Stored dataset items
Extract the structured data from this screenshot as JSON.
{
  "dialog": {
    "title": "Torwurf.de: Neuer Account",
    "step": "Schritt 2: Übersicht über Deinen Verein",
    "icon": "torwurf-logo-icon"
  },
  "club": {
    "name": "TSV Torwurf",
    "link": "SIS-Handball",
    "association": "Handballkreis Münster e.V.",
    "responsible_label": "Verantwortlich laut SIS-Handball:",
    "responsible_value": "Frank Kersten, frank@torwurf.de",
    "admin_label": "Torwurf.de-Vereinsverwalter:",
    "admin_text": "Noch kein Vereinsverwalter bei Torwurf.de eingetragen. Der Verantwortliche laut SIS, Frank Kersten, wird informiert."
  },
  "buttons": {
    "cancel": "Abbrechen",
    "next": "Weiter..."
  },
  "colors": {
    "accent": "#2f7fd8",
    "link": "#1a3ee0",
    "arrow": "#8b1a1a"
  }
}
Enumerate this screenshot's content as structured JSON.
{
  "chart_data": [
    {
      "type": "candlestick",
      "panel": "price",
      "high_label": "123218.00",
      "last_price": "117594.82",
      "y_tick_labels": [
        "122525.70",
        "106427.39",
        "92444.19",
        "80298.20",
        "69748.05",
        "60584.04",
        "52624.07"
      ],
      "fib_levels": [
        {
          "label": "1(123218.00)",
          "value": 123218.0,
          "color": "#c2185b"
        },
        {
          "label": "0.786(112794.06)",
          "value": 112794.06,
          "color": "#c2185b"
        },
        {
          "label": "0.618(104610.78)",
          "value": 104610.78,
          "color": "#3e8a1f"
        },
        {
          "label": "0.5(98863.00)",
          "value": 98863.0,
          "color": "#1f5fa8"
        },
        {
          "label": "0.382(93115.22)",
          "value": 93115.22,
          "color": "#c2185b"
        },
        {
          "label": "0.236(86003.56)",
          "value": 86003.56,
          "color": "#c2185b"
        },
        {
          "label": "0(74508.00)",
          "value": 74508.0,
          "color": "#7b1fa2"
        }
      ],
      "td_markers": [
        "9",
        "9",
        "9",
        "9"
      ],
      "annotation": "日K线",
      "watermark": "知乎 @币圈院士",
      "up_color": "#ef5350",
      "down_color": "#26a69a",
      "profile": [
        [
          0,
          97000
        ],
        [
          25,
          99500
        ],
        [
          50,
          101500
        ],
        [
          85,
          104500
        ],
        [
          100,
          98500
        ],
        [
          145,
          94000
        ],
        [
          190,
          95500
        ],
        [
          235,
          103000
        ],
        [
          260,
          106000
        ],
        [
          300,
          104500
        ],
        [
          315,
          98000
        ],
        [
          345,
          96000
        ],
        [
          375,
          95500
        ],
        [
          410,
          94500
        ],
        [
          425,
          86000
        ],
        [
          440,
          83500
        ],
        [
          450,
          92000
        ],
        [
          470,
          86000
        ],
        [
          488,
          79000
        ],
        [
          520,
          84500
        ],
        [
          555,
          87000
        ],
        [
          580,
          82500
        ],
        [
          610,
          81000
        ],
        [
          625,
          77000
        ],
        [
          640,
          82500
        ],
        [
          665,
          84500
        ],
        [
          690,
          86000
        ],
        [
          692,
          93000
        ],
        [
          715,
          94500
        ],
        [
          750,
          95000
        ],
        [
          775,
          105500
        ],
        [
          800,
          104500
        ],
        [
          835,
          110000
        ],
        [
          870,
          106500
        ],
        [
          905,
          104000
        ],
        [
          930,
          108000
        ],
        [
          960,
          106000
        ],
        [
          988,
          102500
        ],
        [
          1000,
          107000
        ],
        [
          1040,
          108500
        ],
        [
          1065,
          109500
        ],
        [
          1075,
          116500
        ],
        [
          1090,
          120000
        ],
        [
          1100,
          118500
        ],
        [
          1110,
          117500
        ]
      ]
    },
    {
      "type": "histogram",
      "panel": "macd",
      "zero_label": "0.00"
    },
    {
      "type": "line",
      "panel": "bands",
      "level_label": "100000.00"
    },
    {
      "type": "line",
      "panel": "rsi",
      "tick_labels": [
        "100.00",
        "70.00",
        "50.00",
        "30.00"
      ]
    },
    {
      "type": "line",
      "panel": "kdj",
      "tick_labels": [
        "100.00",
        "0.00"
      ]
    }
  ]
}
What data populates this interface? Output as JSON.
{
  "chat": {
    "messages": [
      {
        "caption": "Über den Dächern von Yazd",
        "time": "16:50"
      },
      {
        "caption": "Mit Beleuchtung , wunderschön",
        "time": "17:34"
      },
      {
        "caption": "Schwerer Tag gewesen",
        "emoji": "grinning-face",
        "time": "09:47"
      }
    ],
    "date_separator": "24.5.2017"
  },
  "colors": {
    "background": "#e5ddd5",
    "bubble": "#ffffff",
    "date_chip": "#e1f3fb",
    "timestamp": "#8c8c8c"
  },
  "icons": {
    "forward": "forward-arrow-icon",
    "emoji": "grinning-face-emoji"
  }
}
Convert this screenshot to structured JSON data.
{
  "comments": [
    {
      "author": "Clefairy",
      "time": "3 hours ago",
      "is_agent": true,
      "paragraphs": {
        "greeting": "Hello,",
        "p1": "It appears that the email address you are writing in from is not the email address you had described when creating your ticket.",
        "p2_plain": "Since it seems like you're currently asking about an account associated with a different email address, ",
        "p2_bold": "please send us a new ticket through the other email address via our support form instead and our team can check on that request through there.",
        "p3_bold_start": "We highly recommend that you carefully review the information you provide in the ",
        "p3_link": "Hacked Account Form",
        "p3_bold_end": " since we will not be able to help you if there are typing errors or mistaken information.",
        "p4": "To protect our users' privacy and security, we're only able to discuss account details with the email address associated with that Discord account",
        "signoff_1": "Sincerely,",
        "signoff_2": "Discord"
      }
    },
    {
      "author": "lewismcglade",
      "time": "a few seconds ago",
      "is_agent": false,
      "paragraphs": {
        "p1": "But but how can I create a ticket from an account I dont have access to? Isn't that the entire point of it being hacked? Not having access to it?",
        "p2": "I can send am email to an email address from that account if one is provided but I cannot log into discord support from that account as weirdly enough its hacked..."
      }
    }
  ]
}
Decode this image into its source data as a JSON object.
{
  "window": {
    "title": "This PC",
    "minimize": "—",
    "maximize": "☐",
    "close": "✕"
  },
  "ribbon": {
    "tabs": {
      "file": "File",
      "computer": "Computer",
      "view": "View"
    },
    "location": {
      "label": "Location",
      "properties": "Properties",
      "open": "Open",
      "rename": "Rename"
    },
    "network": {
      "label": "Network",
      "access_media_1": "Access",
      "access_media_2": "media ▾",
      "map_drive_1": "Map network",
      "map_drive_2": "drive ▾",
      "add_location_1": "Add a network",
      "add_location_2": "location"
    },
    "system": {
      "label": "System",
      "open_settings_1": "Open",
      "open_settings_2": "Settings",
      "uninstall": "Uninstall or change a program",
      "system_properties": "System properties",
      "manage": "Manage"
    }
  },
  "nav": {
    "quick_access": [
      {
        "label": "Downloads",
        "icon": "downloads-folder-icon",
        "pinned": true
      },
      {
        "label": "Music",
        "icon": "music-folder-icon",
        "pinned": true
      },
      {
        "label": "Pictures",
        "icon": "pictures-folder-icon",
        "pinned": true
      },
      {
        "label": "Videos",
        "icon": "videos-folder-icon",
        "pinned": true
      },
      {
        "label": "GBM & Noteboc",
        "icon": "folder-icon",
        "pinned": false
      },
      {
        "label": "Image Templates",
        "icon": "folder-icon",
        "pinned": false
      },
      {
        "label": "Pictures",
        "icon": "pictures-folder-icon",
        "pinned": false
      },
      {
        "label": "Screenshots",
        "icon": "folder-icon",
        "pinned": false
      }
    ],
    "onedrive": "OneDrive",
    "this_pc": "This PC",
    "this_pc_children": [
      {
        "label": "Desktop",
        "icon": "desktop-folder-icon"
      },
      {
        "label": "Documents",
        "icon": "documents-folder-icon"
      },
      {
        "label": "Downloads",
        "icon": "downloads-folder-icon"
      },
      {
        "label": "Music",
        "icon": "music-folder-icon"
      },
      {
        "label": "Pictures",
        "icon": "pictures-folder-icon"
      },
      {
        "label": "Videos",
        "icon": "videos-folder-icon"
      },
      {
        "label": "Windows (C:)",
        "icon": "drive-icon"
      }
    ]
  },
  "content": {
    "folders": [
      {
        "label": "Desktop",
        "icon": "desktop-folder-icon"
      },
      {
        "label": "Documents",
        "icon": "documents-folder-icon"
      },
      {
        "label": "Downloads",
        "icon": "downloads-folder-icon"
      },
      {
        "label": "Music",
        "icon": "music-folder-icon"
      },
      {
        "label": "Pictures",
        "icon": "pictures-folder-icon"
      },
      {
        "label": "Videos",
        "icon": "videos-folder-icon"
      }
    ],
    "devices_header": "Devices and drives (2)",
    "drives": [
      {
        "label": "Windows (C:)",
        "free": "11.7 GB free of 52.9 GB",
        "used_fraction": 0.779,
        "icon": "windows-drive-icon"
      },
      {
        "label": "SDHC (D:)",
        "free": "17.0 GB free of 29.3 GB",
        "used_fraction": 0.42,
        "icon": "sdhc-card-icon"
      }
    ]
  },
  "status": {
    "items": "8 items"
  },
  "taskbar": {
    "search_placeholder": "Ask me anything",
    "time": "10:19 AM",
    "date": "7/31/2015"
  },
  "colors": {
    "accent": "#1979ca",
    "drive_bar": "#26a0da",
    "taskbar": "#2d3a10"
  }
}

## EXERCISE DIRECTIONS
Show the lines of the records that include the string "send".

## TASK SOLUTION
        "p2_bold": "please send us a new ticket through the other email address via our support form instead and our team can check on that request through there.",
        "p2": "I can send am email to an email address from that account if one is provided but I cannot log into discord support from that account as weirdly enough its hacked..."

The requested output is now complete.